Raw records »
---

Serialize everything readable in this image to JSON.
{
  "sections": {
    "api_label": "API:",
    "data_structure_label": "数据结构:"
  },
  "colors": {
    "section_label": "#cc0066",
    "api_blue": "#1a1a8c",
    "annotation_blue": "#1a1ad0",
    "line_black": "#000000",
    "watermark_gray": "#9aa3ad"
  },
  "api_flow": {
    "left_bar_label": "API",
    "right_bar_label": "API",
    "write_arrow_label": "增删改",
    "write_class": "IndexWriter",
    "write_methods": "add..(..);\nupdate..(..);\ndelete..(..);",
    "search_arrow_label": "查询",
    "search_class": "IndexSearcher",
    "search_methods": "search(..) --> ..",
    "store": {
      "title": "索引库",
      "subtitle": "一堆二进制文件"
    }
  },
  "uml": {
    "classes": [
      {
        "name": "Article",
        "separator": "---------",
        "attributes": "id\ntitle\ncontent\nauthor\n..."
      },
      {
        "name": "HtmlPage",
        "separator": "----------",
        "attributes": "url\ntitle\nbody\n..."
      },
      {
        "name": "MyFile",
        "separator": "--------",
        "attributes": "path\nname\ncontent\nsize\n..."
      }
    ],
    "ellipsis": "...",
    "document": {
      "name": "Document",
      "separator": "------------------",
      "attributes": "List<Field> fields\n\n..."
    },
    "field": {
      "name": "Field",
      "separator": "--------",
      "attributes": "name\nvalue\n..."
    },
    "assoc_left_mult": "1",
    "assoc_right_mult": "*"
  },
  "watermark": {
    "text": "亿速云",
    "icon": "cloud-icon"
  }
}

---

Your instructions » Copy out every line holding the string "separator".

Answer »
        "separator": "---------",
        "separator": "----------",
        "separator": "--------",
      "separator": "------------------",
      "separator": "--------",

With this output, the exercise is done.